GIVEN REQUEST =
Take the material below and retype it in full; pictures are left out.

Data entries
◆ ◆ ◆ ◆ ◆

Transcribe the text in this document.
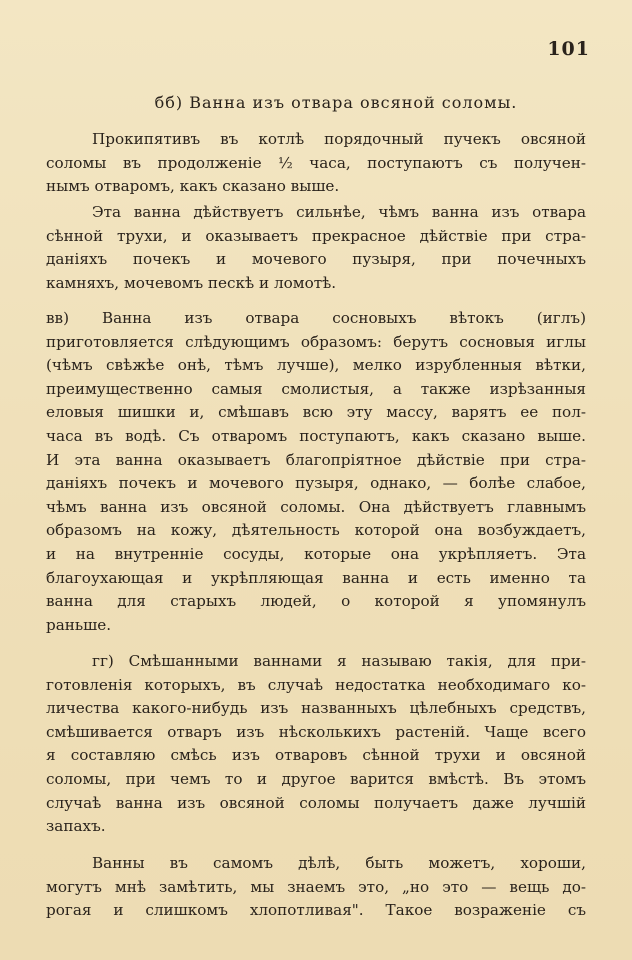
101
бб) Ванна изъ отвара овсяной соломы.
Прокипятивъ въ котлѣ порядочный пучекъ овсяной
соломы въ продолженіе ½ часа, поступаютъ съ получен-
нымъ отваромъ, какъ сказано выше.
Эта ванна дѣйствуетъ сильнѣе, чѣмъ ванна изъ отвара
сѣнной трухи, и оказываетъ прекрасное дѣйствіе при стра-
даніяхъ почекъ и мочевого пузыря, при почечныхъ
камняхъ, мочевомъ пескѣ и ломотѣ.
вв) Ванна изъ отвара сосновыхъ вѣтокъ (иглъ)
приготовляется слѣдующимъ образомъ: берутъ сосновыя иглы
(чѣмъ свѣжѣе онѣ, тѣмъ лучше), мелко изрубленныя вѣтки,
преимущественно самыя смолистыя, а также изрѣзанныя
еловыя шишки и, смѣшавъ всю эту массу, варятъ ее пол-
часа въ водѣ. Съ отваромъ поступаютъ, какъ сказано выше.
И эта ванна оказываетъ благопріятное дѣйствіе при стра-
даніяхъ почекъ и мочевого пузыря, однако, — болѣе слабое,
чѣмъ ванна изъ овсяной соломы. Она дѣйствуетъ главнымъ
образомъ на кожу, дѣятельность которой она возбуждаетъ,
и на внутренніе сосуды, которые она укрѣпляетъ. Эта
благоухающая и укрѣпляющая ванна и есть именно та
ванна для старыхъ людей, о которой я упомянулъ
раньше.
гг) Смѣшанными ваннами я называю такія, для при-
готовленія которыхъ, въ случаѣ недостатка необходимаго ко-
личества какого-нибудь изъ названныхъ цѣлебныхъ средствъ,
смѣшивается отваръ изъ нѣсколькихъ растеній. Чаще всего
я составляю смѣсь изъ отваровъ сѣнной трухи и овсяной
соломы, при чемъ то и другое варится вмѣстѣ. Въ этомъ
случаѣ ванна изъ овсяной соломы получаетъ даже лучшій
запахъ.
Ванны въ самомъ дѣлѣ, быть можетъ, хороши,
могутъ мнѣ замѣтить, мы знаемъ это, „но это — вещь до-
рогая и слишкомъ хлопотливая". Такое возраженіе съ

◆ ◆ ◆ ◆ ◆

THE COMPLETED TASK =
Transcribe the text in this document.
101
бб) Ванна изъ отвара овсяной соломы.
Прокипятивъ въ котлѣ порядочный пучекъ овсяной
соломы въ продолженіе ½ часа, поступаютъ съ получен-
нымъ отваромъ, какъ сказано выше.
Эта ванна дѣйствуетъ сильнѣе, чѣмъ ванна изъ отвара
сѣнной трухи, и оказываетъ прекрасное дѣйствіе при стра-
даніяхъ почекъ и мочевого пузыря, при почечныхъ
камняхъ, мочевомъ пескѣ и ломотѣ.
вв) Ванна изъ отвара сосновыхъ вѣтокъ (иглъ)
приготовляется слѣдующимъ образомъ: берутъ сосновыя иглы
(чѣмъ свѣжѣе онѣ, тѣмъ лучше), мелко изрубленныя вѣтки,
преимущественно самыя смолистыя, а также изрѣзанныя
еловыя шишки и, смѣшавъ всю эту массу, варятъ ее пол-
часа въ водѣ. Съ отваромъ поступаютъ, какъ сказано выше.
И эта ванна оказываетъ благопріятное дѣйствіе при стра-
даніяхъ почекъ и мочевого пузыря, однако, — болѣе слабое,
чѣмъ ванна изъ овсяной соломы. Она дѣйствуетъ главнымъ
образомъ на кожу, дѣятельность которой она возбуждаетъ,
и на внутренніе сосуды, которые она укрѣпляетъ. Эта
благоухающая и укрѣпляющая ванна и есть именно та
ванна для старыхъ людей, о которой я упомянулъ
раньше.
гг) Смѣшанными ваннами я называю такія, для при-
готовленія которыхъ, въ случаѣ недостатка необходимаго ко-
личества какого-нибудь изъ названныхъ цѣлебныхъ средствъ,
смѣшивается отваръ изъ нѣсколькихъ растеній. Чаще всего
я составляю смѣсь изъ отваровъ сѣнной трухи и овсяной
соломы, при чемъ то и другое варится вмѣстѣ. Въ этомъ
случаѣ ванна изъ овсяной соломы получаетъ даже лучшій
запахъ.
Ванны въ самомъ дѣлѣ, быть можетъ, хороши,
могутъ мнѣ замѣтить, мы знаемъ это, „но это — вещь до-
рогая и слишкомъ хлопотливая". Такое возраженіе съ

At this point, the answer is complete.